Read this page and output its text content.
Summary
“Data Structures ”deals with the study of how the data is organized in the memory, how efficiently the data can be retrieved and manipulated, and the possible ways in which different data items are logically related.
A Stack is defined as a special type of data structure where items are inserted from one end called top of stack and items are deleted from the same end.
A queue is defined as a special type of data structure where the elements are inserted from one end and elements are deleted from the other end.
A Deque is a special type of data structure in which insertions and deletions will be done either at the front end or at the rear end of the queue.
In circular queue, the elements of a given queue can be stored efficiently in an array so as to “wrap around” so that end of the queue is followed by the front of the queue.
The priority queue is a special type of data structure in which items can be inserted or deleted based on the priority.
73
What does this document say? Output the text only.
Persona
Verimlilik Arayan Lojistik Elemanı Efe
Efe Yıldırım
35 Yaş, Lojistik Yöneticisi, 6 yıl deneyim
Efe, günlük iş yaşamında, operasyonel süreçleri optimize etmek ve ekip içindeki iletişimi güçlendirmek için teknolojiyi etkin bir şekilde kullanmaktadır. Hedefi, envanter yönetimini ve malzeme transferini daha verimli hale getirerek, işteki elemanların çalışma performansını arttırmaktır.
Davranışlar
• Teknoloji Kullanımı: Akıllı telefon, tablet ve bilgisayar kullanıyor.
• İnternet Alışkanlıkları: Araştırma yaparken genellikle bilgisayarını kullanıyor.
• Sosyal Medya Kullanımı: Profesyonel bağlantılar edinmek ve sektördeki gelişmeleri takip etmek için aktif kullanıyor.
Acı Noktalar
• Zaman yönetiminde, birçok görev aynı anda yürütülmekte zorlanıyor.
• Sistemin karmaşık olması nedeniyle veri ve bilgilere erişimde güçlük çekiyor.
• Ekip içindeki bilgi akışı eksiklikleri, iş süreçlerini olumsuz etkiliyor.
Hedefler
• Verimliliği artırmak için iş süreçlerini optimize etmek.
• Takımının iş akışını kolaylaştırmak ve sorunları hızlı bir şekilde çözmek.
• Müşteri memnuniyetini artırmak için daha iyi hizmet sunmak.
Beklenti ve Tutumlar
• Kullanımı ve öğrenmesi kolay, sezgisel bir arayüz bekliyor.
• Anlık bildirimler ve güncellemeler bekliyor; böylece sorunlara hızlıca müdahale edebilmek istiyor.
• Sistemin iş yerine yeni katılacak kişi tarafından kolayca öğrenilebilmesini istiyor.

= = = =

- THE PROBLEM -
Return every line holding the word "where" from the records.

- SOLUTION -
A Stack is defined as a special type of data structure where items are inserted from one end called top of stack and items are deleted from the same end.
A queue is defined as a special type of data structure where the elements are inserted from one end and elements are deleted from the other end.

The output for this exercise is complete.